▶ TASK GOAL: From the records below, pull out every line containing the string "code" and list those lines.

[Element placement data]
* Begin *

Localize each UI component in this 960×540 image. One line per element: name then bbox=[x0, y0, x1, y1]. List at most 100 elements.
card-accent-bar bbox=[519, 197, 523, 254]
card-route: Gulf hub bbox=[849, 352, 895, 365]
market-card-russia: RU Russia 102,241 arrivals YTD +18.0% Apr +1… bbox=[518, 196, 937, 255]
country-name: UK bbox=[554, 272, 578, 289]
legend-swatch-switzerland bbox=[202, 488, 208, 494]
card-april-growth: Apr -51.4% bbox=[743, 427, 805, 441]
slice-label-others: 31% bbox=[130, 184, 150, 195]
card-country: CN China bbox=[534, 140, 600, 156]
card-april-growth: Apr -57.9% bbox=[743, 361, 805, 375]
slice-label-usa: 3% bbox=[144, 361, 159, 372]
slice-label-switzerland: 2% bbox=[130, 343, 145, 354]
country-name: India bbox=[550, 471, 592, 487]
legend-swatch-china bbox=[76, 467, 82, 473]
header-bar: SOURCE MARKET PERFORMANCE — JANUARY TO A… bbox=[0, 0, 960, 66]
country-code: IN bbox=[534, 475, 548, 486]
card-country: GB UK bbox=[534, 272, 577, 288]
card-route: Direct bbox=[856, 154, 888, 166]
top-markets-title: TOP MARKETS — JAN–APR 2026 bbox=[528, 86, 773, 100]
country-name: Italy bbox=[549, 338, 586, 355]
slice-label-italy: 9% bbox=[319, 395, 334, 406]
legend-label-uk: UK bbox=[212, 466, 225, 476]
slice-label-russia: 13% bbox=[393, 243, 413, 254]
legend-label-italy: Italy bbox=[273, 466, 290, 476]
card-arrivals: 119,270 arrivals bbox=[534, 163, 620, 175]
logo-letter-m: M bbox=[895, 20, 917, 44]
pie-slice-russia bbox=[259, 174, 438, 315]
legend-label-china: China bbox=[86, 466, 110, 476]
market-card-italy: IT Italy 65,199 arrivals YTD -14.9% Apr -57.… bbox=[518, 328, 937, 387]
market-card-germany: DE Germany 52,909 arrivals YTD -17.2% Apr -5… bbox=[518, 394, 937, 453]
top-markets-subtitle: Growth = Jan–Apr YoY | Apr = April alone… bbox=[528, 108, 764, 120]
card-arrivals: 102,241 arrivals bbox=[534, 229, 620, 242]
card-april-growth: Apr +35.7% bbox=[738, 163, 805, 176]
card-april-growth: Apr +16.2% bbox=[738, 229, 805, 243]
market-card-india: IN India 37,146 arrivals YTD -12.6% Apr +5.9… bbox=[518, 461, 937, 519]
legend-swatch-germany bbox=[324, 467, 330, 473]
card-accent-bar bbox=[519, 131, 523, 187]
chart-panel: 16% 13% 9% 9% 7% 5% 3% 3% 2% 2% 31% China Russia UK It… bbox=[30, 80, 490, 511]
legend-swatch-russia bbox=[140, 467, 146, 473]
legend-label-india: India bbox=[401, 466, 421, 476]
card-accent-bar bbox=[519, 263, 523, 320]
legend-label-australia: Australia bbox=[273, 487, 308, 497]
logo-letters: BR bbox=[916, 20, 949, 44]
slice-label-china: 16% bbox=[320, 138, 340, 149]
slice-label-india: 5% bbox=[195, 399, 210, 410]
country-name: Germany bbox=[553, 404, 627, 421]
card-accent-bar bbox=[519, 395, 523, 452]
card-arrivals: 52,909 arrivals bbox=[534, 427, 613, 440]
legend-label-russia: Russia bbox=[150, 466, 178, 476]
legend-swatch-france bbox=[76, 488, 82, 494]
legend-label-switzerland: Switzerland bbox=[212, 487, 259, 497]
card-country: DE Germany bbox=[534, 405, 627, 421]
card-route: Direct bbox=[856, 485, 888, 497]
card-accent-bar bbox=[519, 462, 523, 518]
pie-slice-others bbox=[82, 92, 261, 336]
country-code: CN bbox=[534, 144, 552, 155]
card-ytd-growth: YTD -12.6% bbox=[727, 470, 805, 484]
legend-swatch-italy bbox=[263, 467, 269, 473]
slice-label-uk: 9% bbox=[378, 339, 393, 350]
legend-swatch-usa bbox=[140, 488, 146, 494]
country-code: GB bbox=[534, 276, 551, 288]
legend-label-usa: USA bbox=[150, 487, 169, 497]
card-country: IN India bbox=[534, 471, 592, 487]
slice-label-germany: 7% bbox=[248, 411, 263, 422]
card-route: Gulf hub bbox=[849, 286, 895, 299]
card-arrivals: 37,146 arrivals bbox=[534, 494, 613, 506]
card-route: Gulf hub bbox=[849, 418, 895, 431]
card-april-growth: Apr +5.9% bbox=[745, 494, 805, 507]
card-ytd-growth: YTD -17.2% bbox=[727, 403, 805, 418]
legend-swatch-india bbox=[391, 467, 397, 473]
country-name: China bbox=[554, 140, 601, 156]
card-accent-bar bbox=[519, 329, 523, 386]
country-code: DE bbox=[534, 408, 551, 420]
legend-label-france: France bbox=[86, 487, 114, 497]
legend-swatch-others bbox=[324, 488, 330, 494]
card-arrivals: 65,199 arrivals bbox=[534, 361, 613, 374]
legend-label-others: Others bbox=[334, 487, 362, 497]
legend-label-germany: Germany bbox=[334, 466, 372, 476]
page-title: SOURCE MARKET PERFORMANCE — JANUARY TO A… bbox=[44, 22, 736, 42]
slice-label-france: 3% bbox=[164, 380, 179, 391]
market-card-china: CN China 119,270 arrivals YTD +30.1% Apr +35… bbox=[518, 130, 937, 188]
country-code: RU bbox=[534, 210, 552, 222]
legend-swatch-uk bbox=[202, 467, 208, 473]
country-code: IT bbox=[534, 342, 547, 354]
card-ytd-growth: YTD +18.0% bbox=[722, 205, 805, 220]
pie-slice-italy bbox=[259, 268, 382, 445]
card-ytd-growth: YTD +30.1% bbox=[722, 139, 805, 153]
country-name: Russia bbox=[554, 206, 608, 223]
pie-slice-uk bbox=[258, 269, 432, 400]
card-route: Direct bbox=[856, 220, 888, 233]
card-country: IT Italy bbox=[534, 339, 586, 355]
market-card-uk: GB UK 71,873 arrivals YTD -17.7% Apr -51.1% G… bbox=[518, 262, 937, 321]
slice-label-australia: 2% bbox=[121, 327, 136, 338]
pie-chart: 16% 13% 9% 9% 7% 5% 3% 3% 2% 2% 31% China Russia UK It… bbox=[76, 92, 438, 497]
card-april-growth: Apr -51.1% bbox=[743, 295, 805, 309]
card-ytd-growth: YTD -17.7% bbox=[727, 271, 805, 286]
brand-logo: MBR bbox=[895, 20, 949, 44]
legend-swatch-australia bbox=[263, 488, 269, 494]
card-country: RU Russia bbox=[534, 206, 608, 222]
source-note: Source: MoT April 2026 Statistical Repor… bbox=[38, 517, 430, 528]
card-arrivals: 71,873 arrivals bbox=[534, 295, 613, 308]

* End *

▶ THE RESULT:
country-code: IN bbox=[534, 475, 548, 486]
country-code: CN bbox=[534, 144, 552, 155]
country-code: GB bbox=[534, 276, 551, 288]
country-code: DE bbox=[534, 408, 551, 420]
country-code: RU bbox=[534, 210, 552, 222]
country-code: IT bbox=[534, 342, 547, 354]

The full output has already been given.